— begin Material for this exercise —
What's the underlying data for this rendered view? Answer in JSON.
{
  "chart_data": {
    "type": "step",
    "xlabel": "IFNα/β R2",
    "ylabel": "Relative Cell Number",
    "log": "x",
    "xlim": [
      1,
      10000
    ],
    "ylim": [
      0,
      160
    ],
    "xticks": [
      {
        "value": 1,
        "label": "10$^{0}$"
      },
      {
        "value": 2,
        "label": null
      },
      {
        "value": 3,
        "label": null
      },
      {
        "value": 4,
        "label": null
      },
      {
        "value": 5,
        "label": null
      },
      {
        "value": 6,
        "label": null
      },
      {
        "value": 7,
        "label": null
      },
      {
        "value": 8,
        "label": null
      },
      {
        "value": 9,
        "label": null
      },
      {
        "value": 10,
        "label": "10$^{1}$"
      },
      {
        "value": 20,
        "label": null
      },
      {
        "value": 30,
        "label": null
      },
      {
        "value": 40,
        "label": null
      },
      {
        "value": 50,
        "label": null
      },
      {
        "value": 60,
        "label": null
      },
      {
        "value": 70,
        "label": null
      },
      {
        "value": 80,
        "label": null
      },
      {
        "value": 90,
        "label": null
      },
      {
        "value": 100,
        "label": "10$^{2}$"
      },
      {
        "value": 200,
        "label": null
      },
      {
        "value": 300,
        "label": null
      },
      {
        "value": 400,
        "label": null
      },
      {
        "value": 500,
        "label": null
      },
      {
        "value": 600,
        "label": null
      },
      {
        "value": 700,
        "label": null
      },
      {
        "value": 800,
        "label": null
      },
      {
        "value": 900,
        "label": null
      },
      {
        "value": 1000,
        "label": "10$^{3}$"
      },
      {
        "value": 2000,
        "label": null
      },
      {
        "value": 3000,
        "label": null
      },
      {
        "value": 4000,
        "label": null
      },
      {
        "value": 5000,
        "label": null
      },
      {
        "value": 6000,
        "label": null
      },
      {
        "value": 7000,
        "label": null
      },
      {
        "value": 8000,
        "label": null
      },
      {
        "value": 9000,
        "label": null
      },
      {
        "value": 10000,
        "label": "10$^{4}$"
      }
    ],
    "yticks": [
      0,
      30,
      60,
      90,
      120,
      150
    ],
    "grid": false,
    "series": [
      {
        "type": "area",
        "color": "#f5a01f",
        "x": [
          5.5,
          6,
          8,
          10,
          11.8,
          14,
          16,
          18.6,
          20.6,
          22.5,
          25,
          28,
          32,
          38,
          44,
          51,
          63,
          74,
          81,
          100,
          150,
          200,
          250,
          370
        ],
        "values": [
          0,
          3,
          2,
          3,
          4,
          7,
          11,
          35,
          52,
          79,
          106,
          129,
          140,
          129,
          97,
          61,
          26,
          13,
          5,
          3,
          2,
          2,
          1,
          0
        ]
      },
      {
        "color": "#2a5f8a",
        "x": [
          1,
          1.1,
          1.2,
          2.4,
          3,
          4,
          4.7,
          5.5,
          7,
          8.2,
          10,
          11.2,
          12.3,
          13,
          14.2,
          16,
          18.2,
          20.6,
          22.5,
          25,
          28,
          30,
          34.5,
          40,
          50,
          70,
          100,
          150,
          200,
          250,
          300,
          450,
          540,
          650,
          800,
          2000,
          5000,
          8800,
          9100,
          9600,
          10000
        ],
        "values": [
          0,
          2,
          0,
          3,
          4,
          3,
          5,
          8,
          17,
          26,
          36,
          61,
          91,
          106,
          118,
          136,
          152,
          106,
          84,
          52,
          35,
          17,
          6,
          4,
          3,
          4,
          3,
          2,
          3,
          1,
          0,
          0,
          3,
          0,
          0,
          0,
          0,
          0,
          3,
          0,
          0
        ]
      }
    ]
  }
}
— end Material for this exercise —
**Set exercise**
Repeat the data in its entirety, character for character.

**Output for this task**
What's the underlying data for this rendered view? Answer in JSON.
{
  "chart_data": {
    "type": "step",
    "xlabel": "IFNα/β R2",
    "ylabel": "Relative Cell Number",
    "log": "x",
    "xlim": [
      1,
      10000
    ],
    "ylim": [
      0,
      160
    ],
    "xticks": [
      {
        "value": 1,
        "label": "10$^{0}$"
      },
      {
        "value": 2,
        "label": null
      },
      {
        "value": 3,
        "label": null
      },
      {
        "value": 4,
        "label": null
      },
      {
        "value": 5,
        "label": null
      },
      {
        "value": 6,
        "label": null
      },
      {
        "value": 7,
        "label": null
      },
      {
        "value": 8,
        "label": null
      },
      {
        "value": 9,
        "label": null
      },
      {
        "value": 10,
        "label": "10$^{1}$"
      },
      {
        "value": 20,
        "label": null
      },
      {
        "value": 30,
        "label": null
      },
      {
        "value": 40,
        "label": null
      },
      {
        "value": 50,
        "label": null
      },
      {
        "value": 60,
        "label": null
      },
      {
        "value": 70,
        "label": null
      },
      {
        "value": 80,
        "label": null
      },
      {
        "value": 90,
        "label": null
      },
      {
        "value": 100,
        "label": "10$^{2}$"
      },
      {
        "value": 200,
        "label": null
      },
      {
        "value": 300,
        "label": null
      },
      {
        "value": 400,
        "label": null
      },
      {
        "value": 500,
        "label": null
      },
      {
        "value": 600,
        "label": null
      },
      {
        "value": 700,
        "label": null
      },
      {
        "value": 800,
        "label": null
      },
      {
        "value": 900,
        "label": null
      },
      {
        "value": 1000,
        "label": "10$^{3}$"
      },
      {
        "value": 2000,
        "label": null
      },
      {
        "value": 3000,
        "label": null
      },
      {
        "value": 4000,
        "label": null
      },
      {
        "value": 5000,
        "label": null
      },
      {
        "value": 6000,
        "label": null
      },
      {
        "value": 7000,
        "label": null
      },
      {
        "value": 8000,
        "label": null
      },
      {
        "value": 9000,
        "label": null
      },
      {
        "value": 10000,
        "label": "10$^{4}$"
      }
    ],
    "yticks": [
      0,
      30,
      60,
      90,
      120,
      150
    ],
    "grid": false,
    "series": [
      {
        "type": "area",
        "color": "#f5a01f",
        "x": [
          5.5,
          6,
          8,
          10,
          11.8,
          14,
          16,
          18.6,
          20.6,
          22.5,
          25,
          28,
          32,
          38,
          44,
          51,
          63,
          74,
          81,
          100,
          150,
          200,
          250,
          370
        ],
        "values": [
          0,
          3,
          2,
          3,
          4,
          7,
          11,
          35,
          52,
          79,
          106,
          129,
          140,
          129,
          97,
          61,
          26,
          13,
          5,
          3,
          2,
          2,
          1,
          0
        ]
      },
      {
        "color": "#2a5f8a",
        "x": [
          1,
          1.1,
          1.2,
          2.4,
          3,
          4,
          4.7,
          5.5,
          7,
          8.2,
          10,
          11.2,
          12.3,
          13,
          14.2,
          16,
          18.2,
          20.6,
          22.5,
          25,
          28,
          30,
          34.5,
          40,
          50,
          70,
          100,
          150,
          200,
          250,
          300,
          450,
          540,
          650,
          800,
          2000,
          5000,
          8800,
          9100,
          9600,
          10000
        ],
        "values": [
          0,
          2,
          0,
          3,
          4,
          3,
          5,
          8,
          17,
          26,
          36,
          61,
          91,
          106,
          118,
          136,
          152,
          106,
          84,
          52,
          35,
          17,
          6,
          4,
          3,
          4,
          3,
          2,
          3,
          1,
          0,
          0,
          3,
          0,
          0,
          0,
          0,
          0,
          3,
          0,
          0
        ]
      }
    ]
  }
}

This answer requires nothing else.